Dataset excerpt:
######

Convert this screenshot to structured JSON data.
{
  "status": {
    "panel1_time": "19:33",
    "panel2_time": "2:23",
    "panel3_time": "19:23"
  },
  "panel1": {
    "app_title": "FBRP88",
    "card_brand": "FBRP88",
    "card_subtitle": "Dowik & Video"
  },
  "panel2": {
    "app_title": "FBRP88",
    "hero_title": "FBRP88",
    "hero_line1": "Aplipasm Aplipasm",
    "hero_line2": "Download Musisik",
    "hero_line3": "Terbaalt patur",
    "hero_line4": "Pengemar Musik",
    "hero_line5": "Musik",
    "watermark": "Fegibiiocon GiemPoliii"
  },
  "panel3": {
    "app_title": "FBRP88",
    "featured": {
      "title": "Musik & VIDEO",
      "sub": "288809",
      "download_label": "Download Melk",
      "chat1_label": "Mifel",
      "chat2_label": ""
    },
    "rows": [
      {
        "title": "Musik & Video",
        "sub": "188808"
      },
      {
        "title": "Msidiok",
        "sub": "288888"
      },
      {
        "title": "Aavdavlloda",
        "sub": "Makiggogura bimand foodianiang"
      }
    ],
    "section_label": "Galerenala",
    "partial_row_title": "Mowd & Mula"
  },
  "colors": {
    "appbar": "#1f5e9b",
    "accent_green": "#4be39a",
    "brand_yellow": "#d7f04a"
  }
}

######

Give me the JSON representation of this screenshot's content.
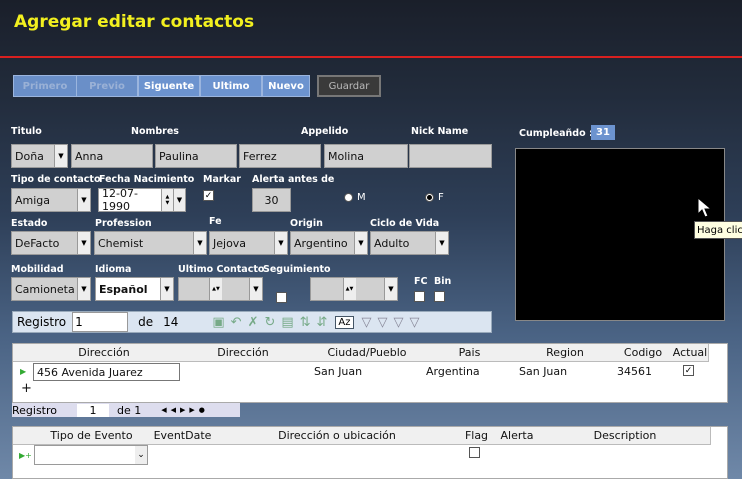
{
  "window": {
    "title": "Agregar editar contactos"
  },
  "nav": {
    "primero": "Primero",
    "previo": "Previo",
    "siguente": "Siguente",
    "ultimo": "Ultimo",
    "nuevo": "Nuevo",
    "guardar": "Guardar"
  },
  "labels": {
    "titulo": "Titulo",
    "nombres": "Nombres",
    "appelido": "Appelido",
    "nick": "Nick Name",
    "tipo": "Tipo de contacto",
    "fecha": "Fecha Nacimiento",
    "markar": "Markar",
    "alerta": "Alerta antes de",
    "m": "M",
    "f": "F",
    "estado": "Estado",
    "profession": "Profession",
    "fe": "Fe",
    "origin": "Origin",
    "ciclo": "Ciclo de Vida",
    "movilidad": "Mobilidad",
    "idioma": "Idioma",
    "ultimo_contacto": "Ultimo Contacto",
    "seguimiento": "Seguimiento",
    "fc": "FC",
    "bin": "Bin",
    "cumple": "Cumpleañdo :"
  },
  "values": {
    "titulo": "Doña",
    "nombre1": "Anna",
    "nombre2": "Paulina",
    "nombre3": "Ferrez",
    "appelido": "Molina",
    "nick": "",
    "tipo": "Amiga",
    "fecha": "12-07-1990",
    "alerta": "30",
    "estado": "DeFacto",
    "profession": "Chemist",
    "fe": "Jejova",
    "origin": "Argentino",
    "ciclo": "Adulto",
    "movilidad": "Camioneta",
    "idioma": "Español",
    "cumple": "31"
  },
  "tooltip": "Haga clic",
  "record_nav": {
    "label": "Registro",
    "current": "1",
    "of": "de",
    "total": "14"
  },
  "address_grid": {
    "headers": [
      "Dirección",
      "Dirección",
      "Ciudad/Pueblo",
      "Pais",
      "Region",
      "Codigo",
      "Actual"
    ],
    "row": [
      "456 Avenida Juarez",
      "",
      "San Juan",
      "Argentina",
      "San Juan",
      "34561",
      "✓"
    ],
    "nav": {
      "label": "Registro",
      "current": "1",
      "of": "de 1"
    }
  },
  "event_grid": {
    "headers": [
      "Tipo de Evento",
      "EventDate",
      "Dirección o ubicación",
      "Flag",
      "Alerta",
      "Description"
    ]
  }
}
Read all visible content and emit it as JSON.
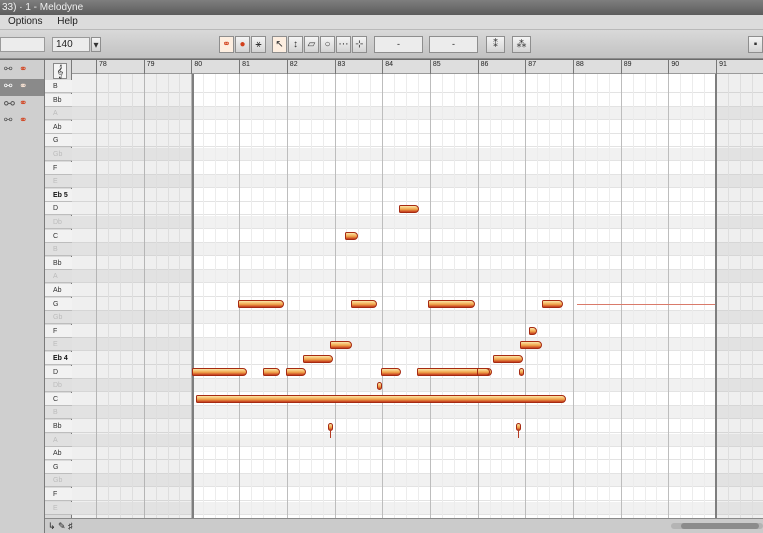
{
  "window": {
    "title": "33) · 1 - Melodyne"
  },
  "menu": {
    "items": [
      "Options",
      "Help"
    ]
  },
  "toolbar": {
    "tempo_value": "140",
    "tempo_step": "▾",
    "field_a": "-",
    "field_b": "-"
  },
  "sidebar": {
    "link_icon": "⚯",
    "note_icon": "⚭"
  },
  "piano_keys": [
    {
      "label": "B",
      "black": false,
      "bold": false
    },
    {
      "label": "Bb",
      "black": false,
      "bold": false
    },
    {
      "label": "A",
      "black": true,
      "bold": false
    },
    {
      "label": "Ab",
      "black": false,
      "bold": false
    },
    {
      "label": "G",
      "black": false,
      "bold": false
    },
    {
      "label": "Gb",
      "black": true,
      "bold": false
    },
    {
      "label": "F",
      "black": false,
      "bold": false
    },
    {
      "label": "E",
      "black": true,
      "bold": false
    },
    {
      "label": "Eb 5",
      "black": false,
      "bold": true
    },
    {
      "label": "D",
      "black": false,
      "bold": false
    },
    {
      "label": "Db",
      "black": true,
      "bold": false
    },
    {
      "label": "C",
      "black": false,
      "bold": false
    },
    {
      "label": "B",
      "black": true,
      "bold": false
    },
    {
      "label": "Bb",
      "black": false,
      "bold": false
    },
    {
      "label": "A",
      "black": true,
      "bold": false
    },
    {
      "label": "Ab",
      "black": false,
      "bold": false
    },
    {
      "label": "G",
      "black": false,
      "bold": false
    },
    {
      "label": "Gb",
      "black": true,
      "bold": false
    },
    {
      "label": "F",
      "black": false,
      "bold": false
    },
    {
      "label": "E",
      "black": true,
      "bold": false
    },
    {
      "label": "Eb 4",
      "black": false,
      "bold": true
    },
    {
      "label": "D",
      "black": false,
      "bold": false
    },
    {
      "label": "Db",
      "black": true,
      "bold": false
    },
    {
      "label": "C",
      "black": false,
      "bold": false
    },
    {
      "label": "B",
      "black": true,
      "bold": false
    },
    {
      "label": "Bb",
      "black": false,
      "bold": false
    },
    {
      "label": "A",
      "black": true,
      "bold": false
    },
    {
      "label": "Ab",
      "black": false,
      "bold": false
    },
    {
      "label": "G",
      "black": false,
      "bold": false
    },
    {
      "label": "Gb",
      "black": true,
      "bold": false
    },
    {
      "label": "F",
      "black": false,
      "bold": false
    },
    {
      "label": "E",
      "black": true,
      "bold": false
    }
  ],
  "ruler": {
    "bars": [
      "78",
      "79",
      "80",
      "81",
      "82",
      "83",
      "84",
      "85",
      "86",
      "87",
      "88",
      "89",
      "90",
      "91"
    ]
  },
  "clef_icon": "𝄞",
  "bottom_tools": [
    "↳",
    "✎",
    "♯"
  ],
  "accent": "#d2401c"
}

######

# [What is expected]
Scan the listing above for the word "screenshot" and copy every line that holds it.

# [Output of the task]
Convert this screenshot to structured JSON data.
Give me the JSON representation of this screenshot's content.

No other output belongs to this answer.